A block of data:
* * * * * * *

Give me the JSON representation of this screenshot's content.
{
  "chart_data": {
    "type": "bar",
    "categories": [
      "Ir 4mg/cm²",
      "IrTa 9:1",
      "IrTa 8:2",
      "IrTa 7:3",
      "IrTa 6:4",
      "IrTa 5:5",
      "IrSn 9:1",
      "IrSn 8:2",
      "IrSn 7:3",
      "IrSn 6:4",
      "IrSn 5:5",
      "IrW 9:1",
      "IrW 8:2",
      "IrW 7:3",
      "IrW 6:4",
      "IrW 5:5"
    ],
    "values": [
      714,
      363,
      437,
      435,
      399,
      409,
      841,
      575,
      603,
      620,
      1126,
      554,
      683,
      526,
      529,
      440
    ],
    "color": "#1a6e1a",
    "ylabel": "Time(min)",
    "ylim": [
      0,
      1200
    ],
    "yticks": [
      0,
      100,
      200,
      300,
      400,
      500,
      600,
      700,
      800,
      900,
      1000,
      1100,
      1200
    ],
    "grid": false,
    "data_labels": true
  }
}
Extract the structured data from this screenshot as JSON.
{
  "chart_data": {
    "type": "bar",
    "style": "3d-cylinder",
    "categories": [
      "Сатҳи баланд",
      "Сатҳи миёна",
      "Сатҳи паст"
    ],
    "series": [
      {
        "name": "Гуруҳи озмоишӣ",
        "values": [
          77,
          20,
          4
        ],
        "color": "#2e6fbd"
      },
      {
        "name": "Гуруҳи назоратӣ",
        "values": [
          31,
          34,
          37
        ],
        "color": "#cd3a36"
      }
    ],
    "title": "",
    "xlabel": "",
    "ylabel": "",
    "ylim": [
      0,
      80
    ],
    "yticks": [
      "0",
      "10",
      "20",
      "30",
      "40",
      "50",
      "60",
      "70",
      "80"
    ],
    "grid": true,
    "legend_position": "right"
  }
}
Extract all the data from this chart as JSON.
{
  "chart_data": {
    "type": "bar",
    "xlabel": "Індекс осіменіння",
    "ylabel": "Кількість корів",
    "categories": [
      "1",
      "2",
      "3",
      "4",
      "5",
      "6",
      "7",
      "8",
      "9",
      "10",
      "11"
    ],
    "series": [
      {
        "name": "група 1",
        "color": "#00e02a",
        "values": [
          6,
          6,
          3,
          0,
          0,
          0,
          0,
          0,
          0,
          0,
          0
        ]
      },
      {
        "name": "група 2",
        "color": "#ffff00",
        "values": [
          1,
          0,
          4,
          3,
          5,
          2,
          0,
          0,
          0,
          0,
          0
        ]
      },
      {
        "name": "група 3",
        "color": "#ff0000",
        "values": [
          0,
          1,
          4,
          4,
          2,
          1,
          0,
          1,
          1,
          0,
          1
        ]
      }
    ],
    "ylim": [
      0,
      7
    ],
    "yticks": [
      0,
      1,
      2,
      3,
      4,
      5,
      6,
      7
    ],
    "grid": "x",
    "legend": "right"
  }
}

* * * * * * *

■ **WHAT TO PRODUCE**:
Going through the entries above line by line, work out how many lines include the word "from". Only the number is required.

■ **EXERCISE OUTPUT**:
2